* [Listed entries]
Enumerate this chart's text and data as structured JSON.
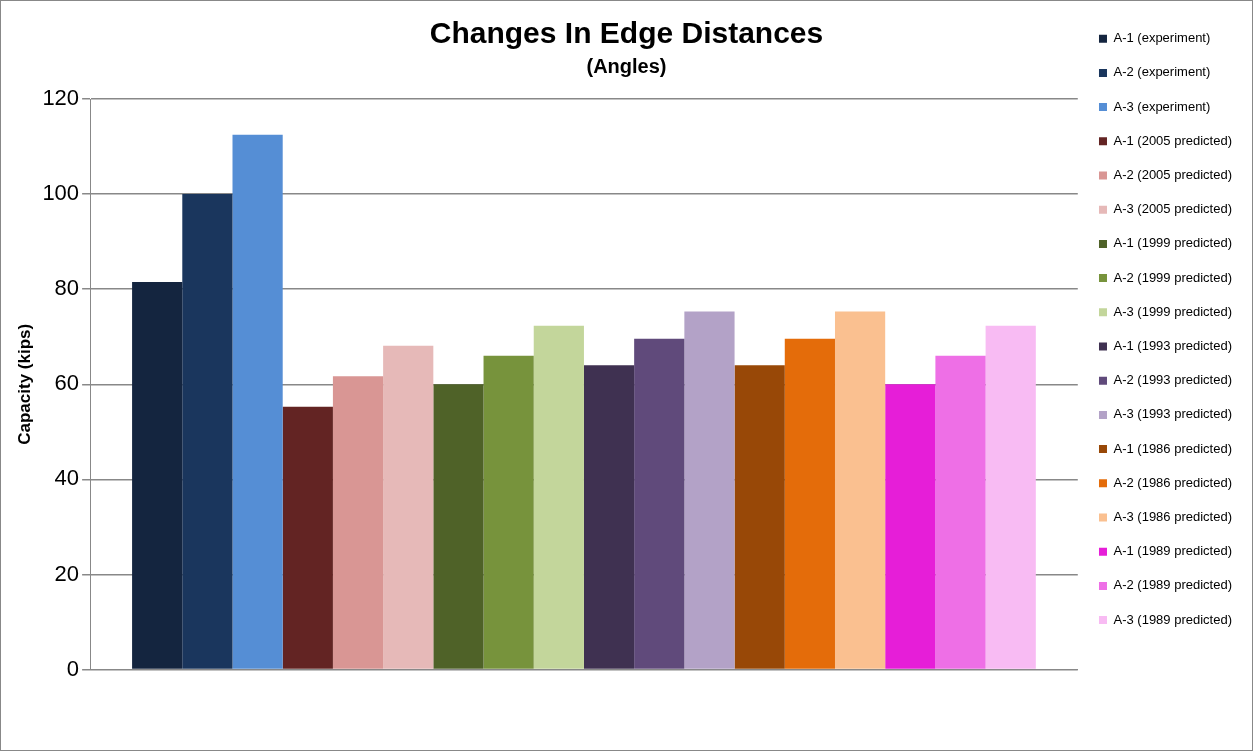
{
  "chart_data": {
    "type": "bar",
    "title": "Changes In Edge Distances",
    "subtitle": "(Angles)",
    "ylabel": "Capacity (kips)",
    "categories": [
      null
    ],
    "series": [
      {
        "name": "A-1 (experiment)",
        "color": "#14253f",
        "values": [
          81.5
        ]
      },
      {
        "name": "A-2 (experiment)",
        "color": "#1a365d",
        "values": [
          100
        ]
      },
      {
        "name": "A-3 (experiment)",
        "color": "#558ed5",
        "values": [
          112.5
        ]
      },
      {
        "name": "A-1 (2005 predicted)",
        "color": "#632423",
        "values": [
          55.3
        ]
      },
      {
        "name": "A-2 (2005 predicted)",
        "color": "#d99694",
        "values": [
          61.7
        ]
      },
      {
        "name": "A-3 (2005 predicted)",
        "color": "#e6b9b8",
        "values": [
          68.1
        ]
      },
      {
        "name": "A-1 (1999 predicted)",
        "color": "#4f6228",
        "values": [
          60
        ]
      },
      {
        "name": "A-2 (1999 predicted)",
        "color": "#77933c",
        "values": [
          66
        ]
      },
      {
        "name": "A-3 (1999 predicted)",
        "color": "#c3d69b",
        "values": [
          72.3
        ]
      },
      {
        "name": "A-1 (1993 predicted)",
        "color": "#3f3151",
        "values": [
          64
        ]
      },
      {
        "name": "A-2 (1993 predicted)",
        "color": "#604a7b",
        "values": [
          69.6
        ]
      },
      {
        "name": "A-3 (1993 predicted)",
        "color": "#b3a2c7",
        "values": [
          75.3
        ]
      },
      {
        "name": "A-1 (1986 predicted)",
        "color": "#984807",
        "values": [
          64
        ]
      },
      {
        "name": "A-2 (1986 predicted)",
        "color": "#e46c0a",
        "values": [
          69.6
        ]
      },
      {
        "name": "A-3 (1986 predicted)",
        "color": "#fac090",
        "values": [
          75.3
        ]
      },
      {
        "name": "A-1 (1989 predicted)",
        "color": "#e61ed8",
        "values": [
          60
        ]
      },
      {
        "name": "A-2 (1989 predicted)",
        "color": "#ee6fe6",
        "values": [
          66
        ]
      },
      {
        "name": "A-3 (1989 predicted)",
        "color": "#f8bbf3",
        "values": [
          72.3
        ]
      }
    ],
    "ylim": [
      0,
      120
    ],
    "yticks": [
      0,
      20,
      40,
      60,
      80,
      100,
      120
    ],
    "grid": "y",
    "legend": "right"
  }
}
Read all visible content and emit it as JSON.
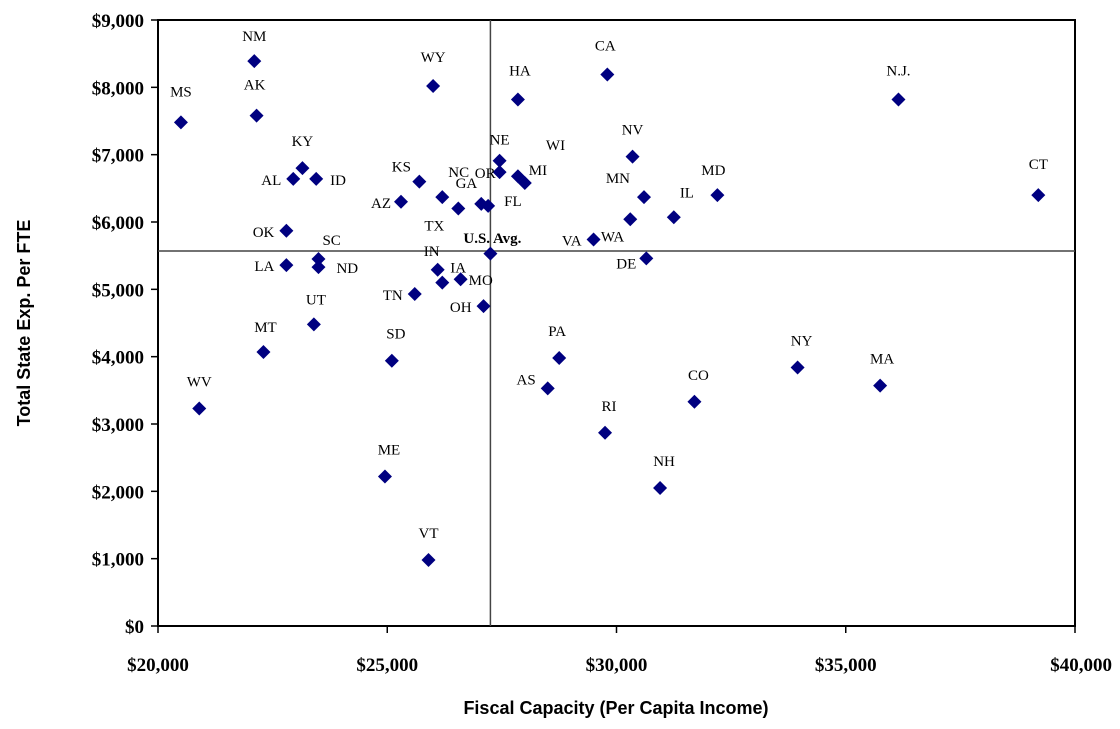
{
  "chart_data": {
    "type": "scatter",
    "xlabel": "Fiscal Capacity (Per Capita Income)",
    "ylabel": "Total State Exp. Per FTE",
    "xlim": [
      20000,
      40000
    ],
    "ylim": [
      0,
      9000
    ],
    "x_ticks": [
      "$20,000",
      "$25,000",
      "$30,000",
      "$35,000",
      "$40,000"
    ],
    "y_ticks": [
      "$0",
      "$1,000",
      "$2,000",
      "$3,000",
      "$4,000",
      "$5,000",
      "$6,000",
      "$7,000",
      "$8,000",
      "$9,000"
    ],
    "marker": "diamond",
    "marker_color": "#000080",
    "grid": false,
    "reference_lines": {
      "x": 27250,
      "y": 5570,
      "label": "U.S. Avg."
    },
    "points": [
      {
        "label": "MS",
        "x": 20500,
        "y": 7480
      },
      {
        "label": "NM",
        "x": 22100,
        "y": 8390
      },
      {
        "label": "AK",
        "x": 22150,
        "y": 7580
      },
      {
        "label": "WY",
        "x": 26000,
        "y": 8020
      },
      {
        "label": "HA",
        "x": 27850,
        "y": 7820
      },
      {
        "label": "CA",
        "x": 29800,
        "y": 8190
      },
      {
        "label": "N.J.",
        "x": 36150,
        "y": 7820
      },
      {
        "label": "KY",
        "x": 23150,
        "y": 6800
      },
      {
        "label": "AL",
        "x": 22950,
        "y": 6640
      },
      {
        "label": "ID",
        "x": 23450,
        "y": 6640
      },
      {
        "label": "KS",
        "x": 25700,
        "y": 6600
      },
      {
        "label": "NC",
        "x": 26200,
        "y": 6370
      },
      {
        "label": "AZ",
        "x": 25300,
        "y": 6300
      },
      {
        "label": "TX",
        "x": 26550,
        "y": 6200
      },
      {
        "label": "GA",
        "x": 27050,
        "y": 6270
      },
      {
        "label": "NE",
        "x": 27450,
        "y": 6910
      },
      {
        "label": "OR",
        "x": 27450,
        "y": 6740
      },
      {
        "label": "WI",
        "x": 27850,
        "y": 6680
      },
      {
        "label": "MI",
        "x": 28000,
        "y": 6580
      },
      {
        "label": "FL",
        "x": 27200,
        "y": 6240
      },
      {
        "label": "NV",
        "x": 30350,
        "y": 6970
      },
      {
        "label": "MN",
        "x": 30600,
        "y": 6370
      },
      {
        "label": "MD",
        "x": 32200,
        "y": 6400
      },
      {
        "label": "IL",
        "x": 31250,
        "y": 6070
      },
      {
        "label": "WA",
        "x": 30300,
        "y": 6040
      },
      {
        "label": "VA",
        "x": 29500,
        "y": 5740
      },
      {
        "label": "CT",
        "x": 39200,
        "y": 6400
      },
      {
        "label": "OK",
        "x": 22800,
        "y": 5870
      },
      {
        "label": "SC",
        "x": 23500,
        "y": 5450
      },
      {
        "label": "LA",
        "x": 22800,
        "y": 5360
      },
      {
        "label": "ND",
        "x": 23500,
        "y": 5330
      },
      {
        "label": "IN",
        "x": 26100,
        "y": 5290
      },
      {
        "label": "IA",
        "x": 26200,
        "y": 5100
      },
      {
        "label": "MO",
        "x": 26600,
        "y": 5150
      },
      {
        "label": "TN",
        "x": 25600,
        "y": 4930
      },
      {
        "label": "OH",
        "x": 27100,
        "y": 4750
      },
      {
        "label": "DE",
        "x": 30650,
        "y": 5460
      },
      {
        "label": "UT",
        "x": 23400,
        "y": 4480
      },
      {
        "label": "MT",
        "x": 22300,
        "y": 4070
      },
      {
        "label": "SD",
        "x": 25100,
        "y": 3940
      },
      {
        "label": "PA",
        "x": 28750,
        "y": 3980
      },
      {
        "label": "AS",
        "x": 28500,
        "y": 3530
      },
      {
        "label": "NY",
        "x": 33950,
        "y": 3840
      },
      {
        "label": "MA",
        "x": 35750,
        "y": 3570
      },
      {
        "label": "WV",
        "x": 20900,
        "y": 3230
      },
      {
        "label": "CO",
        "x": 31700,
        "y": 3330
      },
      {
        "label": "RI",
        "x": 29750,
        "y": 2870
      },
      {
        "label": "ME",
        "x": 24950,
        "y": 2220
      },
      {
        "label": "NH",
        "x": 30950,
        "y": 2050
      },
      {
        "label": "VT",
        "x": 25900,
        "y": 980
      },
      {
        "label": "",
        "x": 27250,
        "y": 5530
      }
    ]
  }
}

* [Instructions for the task]
Search the preceding listing for "Capacity" and extract every line where it is found.

* [Complete answer]
    "ylabel": "Capacity (kips)",
    "xlabel": "Fiscal Capacity (Per Capita Income)",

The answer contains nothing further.